Input for this task:
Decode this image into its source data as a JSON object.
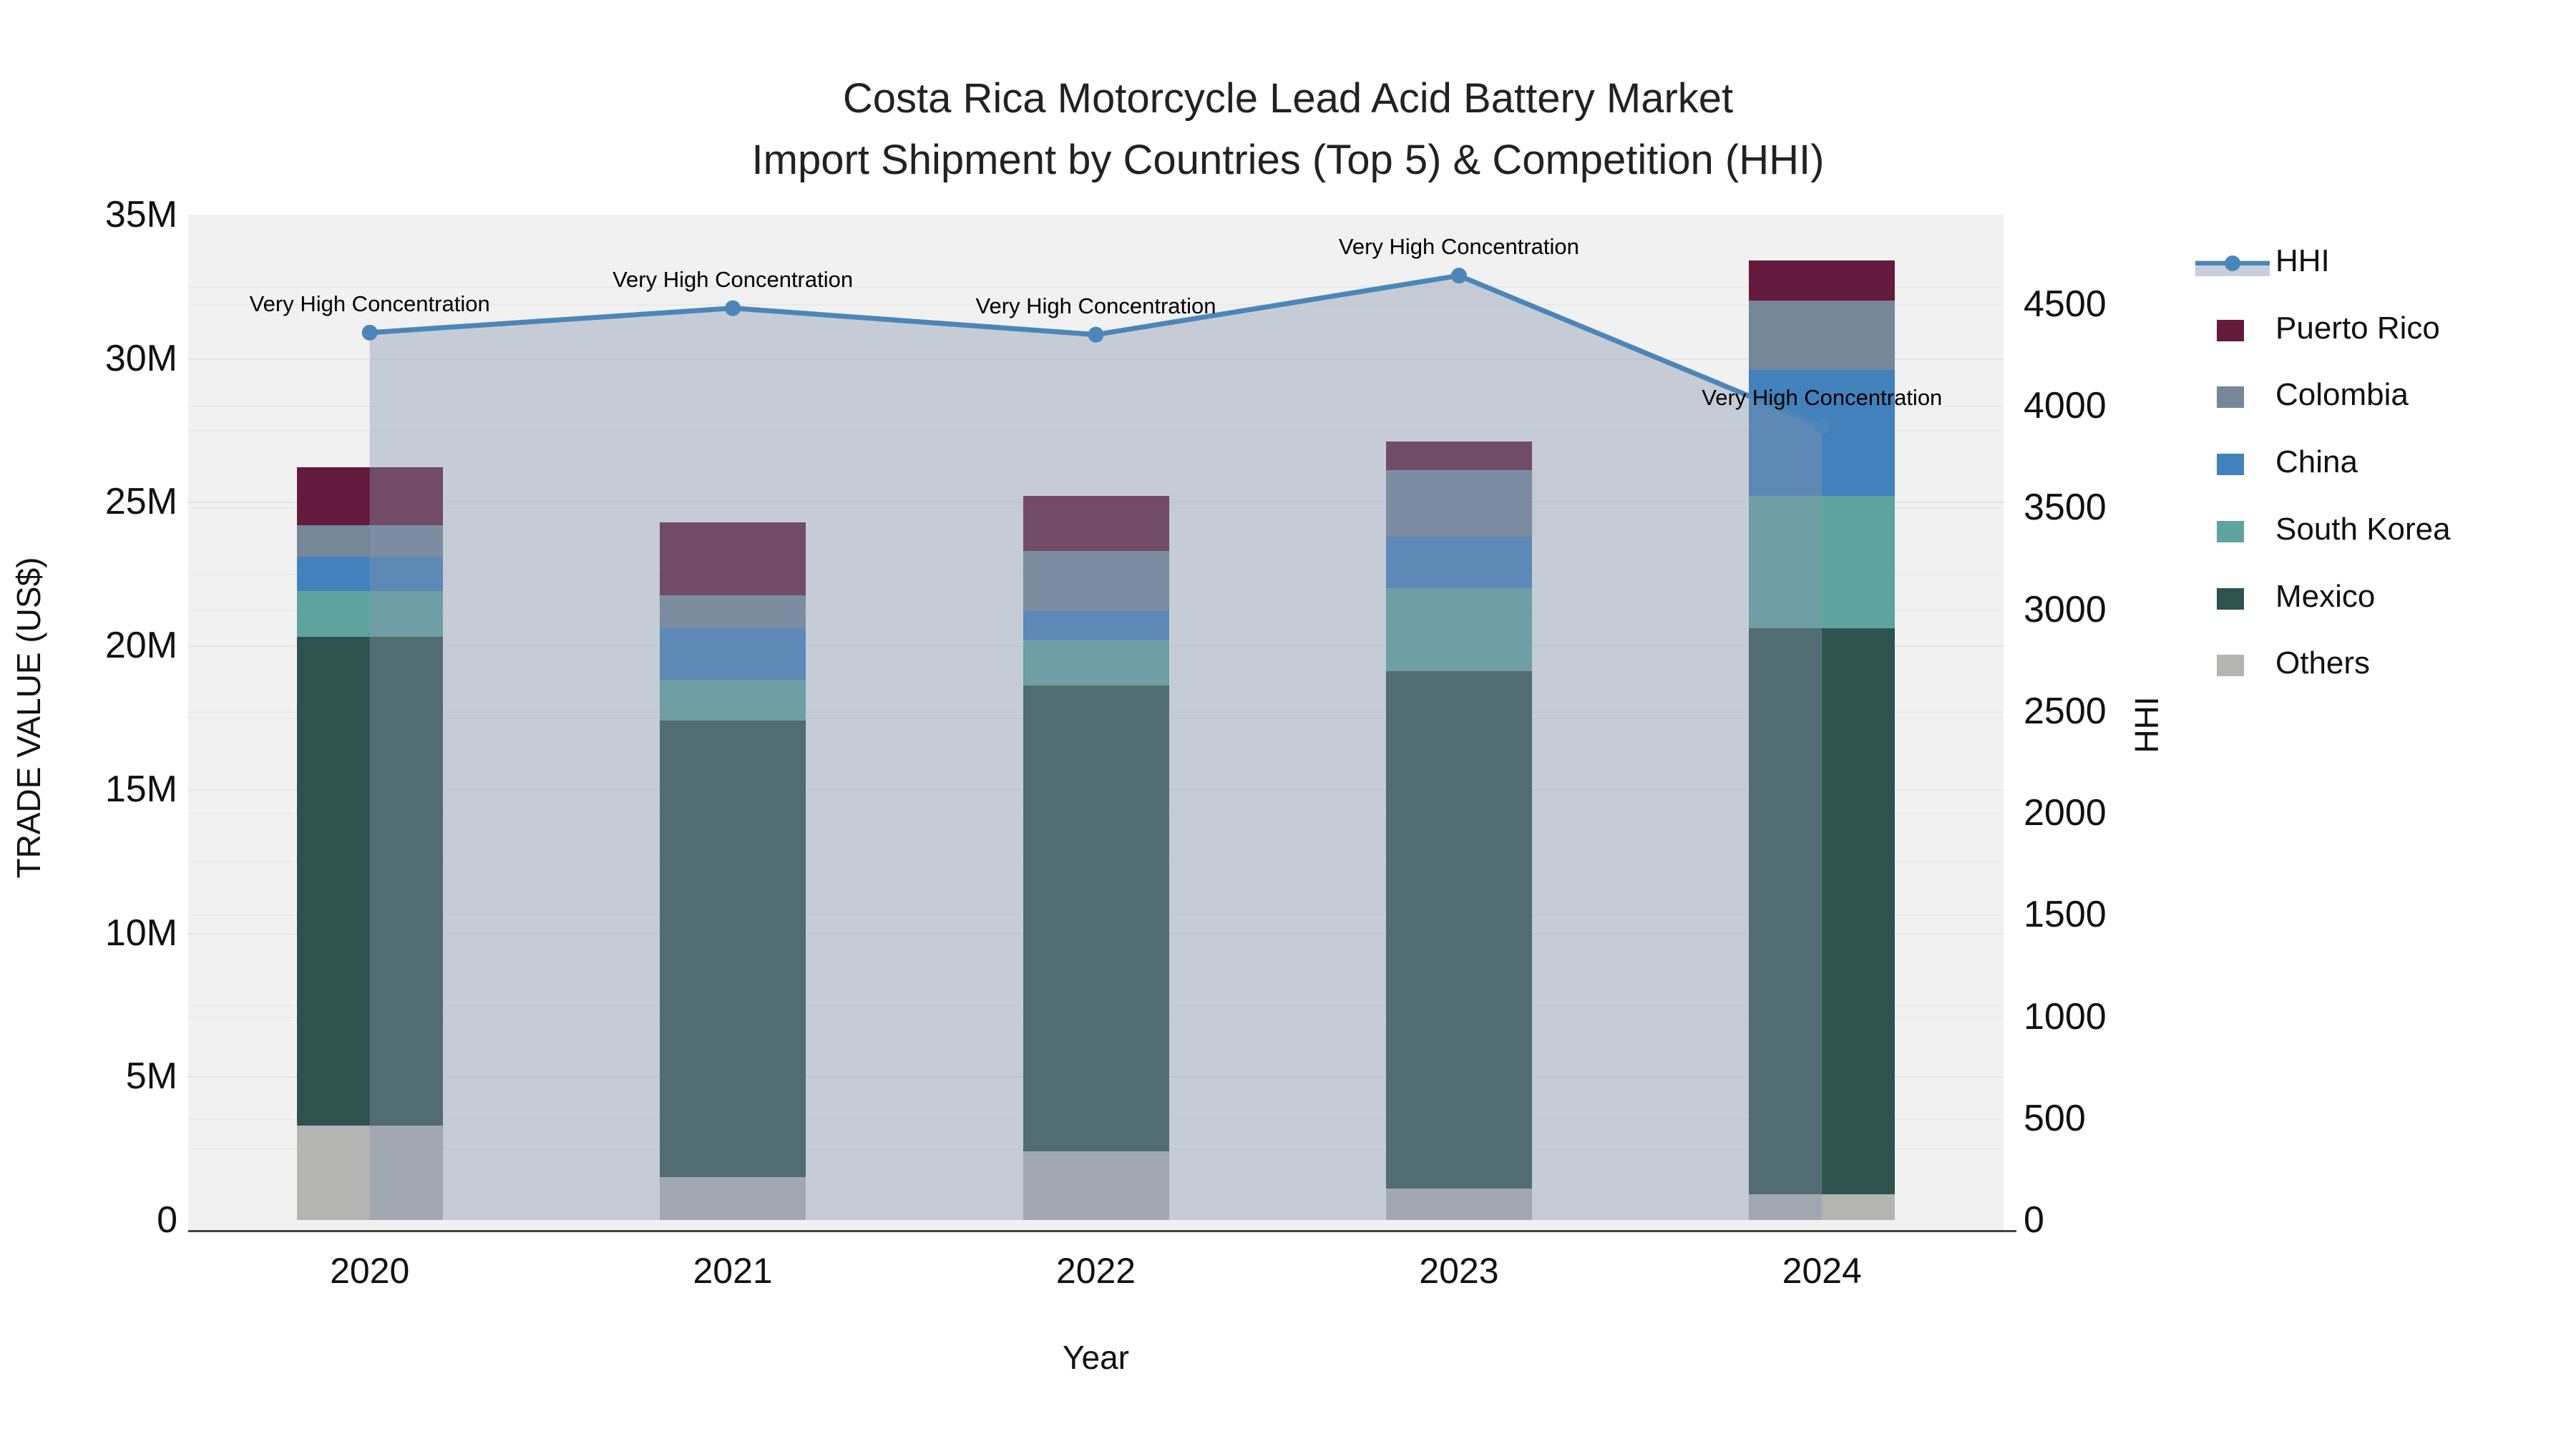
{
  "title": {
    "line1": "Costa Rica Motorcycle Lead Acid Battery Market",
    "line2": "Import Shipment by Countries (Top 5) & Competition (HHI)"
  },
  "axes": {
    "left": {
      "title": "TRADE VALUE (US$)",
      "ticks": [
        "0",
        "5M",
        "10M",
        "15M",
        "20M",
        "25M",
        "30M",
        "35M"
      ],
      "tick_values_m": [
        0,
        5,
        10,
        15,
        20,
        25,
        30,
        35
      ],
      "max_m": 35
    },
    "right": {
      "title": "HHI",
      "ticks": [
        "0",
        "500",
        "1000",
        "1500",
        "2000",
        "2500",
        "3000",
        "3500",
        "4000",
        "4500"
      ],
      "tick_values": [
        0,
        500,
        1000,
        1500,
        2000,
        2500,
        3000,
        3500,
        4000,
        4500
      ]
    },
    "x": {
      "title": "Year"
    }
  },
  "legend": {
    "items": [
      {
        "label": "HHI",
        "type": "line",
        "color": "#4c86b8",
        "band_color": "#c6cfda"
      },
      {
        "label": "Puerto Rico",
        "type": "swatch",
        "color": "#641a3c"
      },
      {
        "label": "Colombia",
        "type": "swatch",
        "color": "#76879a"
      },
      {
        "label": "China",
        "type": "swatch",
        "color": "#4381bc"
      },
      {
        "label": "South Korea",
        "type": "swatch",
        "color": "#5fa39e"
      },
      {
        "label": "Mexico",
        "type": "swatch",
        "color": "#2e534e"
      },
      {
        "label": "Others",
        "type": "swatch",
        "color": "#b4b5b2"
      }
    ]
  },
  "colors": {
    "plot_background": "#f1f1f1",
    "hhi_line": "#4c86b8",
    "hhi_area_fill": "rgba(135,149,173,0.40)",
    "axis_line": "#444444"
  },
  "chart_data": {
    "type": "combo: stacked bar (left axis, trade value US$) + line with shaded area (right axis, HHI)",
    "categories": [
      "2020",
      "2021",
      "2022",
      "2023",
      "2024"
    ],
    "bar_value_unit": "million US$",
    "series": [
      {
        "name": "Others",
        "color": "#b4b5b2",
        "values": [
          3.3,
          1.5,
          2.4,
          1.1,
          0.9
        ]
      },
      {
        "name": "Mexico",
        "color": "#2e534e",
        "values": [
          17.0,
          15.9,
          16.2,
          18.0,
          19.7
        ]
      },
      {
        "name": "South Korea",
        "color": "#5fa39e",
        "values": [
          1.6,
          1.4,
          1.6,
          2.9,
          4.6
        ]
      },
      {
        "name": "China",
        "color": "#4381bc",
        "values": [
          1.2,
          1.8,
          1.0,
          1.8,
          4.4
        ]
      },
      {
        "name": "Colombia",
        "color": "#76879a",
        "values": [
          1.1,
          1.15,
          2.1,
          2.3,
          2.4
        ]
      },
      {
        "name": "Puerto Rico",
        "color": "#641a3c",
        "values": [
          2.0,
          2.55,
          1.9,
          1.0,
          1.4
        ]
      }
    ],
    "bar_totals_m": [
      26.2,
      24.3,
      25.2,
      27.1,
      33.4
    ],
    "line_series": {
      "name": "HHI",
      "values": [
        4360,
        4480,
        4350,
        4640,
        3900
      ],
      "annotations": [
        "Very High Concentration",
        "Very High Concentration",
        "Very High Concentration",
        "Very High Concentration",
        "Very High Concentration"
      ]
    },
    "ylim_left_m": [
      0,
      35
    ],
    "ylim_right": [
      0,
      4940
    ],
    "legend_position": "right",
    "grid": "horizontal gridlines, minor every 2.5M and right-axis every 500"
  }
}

Task statement:
From the entries above, return each line with the word "title" in it.

Exercise result:
  "title": {
      "title": "TRADE VALUE (US$)",
      "title": "HHI",
      "title": "Year"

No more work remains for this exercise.